» **Work to complete**: Among the entries below, count the lines that contain the word "Activations". Write down only the total.

» **Supplied entries**:
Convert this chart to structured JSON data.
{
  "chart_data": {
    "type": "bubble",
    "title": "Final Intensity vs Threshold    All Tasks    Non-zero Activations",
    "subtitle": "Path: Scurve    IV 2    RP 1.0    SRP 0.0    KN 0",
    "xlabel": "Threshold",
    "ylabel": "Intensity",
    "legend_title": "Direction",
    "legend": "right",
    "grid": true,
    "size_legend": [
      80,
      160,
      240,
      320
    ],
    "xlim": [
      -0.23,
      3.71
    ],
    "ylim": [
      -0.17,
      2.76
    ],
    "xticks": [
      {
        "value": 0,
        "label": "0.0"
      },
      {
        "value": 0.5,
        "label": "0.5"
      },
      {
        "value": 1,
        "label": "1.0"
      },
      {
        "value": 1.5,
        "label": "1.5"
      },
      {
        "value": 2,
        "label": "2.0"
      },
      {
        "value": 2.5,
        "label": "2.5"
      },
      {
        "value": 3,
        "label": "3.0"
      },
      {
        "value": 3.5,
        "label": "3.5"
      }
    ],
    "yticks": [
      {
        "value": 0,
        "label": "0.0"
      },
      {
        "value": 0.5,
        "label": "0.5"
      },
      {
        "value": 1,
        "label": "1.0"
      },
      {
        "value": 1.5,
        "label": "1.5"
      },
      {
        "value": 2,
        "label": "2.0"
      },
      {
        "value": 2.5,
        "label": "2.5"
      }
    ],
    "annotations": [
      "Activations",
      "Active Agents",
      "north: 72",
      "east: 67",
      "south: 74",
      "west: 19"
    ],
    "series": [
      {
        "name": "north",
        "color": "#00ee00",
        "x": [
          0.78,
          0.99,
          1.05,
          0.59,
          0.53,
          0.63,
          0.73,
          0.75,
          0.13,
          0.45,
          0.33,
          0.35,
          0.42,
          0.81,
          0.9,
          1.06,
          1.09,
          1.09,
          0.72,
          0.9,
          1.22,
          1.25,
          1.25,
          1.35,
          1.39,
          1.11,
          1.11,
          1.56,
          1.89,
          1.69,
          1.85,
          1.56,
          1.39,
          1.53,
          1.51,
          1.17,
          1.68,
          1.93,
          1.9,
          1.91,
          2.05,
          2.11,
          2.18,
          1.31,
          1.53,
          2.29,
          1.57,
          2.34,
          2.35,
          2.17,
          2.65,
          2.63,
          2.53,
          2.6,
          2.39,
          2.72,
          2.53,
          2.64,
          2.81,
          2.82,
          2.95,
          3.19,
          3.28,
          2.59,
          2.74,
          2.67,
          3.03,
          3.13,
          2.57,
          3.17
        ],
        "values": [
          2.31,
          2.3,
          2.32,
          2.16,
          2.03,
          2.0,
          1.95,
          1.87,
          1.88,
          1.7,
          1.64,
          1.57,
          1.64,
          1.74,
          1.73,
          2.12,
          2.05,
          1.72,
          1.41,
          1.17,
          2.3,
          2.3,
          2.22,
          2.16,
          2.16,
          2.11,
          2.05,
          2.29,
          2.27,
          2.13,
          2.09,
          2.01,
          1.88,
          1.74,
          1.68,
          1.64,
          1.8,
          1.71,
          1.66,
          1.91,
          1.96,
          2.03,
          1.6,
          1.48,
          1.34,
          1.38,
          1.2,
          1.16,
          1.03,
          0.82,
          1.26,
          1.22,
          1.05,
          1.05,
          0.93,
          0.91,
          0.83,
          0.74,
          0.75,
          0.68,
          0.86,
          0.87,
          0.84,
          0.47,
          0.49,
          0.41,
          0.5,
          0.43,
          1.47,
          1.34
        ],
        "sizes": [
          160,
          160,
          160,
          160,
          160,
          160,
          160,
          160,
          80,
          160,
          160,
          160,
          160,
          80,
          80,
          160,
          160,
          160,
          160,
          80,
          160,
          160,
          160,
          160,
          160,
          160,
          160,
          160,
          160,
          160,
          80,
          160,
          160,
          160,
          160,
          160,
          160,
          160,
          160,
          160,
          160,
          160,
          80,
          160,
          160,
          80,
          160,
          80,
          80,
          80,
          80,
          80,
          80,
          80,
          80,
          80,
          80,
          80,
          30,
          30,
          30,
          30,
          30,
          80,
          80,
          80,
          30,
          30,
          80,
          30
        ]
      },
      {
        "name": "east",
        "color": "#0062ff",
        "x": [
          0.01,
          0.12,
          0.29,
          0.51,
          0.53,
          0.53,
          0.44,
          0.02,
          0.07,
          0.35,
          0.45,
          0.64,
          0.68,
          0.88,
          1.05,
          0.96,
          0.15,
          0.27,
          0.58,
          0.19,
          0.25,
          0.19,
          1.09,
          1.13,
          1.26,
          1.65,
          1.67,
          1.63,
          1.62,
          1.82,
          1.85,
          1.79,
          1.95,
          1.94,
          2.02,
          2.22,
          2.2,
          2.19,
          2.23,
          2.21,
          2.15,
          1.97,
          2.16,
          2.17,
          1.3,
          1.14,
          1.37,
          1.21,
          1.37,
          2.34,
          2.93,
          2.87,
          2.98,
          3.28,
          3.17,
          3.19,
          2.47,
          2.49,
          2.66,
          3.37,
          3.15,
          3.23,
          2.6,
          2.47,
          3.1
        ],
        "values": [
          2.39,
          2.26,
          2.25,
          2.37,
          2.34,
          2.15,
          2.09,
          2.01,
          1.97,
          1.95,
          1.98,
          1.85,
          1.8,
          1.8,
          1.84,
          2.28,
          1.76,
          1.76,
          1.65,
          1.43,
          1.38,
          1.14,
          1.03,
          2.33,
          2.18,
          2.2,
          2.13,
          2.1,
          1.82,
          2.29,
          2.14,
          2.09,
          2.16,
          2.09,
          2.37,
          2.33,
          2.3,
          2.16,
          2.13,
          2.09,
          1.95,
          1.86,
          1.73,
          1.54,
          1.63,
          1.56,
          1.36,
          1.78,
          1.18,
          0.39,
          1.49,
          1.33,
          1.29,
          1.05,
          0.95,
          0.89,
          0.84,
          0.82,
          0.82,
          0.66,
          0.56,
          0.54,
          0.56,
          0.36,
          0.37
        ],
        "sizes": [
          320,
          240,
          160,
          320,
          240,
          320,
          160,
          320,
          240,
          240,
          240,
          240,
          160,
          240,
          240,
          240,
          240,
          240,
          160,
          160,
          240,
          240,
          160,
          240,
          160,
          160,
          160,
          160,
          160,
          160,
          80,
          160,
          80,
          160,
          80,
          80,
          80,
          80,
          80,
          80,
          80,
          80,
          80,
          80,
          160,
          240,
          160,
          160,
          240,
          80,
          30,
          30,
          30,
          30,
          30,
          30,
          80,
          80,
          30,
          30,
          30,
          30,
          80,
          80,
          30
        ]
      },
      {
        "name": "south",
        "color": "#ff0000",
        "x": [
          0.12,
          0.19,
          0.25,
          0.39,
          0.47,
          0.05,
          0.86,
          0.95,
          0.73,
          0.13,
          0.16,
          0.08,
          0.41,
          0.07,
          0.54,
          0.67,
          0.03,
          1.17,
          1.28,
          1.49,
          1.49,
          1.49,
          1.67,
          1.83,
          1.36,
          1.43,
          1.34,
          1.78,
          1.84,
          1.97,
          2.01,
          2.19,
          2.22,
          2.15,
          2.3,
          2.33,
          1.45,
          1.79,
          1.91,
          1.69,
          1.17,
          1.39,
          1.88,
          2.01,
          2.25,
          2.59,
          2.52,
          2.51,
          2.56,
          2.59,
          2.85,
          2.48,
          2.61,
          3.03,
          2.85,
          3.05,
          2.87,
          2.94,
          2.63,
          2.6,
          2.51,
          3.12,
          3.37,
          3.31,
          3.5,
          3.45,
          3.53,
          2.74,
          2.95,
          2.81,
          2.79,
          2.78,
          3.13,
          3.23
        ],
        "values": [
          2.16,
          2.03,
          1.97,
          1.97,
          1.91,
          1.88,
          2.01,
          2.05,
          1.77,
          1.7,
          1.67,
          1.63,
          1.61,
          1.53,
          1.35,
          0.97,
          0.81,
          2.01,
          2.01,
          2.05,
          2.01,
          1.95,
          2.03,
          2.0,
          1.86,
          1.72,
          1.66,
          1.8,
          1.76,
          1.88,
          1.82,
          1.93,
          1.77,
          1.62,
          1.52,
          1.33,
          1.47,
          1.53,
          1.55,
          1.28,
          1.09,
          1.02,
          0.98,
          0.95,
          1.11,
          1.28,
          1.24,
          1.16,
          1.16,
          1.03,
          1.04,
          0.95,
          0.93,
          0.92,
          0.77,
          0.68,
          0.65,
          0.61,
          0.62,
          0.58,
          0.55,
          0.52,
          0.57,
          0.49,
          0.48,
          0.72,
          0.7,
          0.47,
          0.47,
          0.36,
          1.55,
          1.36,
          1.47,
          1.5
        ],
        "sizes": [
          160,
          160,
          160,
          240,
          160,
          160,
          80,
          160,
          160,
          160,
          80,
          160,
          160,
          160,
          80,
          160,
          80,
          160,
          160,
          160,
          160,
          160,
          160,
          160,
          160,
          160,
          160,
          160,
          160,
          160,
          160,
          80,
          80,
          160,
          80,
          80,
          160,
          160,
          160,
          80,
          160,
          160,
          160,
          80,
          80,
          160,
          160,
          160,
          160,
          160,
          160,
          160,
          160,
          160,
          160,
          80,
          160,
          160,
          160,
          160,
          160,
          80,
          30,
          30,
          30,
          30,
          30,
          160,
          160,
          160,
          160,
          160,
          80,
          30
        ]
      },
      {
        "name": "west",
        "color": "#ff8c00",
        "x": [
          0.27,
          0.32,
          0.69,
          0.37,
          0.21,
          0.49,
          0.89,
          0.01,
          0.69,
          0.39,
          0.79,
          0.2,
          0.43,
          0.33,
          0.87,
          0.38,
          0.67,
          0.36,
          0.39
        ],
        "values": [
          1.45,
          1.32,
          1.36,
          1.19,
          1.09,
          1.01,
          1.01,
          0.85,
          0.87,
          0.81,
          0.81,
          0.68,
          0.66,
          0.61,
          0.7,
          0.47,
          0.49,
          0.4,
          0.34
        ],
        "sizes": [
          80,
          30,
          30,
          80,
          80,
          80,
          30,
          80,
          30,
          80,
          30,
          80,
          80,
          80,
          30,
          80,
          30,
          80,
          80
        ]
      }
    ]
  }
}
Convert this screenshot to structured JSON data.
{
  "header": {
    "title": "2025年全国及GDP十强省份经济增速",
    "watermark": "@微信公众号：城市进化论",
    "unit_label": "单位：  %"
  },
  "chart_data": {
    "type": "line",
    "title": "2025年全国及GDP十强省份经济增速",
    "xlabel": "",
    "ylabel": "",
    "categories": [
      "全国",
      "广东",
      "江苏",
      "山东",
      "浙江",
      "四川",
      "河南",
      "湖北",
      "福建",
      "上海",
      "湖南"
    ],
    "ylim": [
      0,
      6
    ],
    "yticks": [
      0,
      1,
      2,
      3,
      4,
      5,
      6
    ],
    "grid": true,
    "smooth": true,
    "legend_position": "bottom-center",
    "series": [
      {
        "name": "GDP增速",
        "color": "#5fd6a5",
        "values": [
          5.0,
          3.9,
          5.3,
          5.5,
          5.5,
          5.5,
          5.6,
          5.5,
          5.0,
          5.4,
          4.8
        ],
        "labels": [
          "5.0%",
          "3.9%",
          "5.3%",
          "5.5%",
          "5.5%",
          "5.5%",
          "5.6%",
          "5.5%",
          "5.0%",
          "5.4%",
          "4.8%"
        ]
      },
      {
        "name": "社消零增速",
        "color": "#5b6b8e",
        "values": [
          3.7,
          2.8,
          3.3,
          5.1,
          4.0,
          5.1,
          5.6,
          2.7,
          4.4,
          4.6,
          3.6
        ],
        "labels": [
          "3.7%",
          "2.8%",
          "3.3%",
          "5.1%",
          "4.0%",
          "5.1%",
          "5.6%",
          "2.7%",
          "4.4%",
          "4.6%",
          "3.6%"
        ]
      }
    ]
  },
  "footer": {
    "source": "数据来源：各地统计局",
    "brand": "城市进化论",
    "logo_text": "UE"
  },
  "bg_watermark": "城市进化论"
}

» **The answer**: 2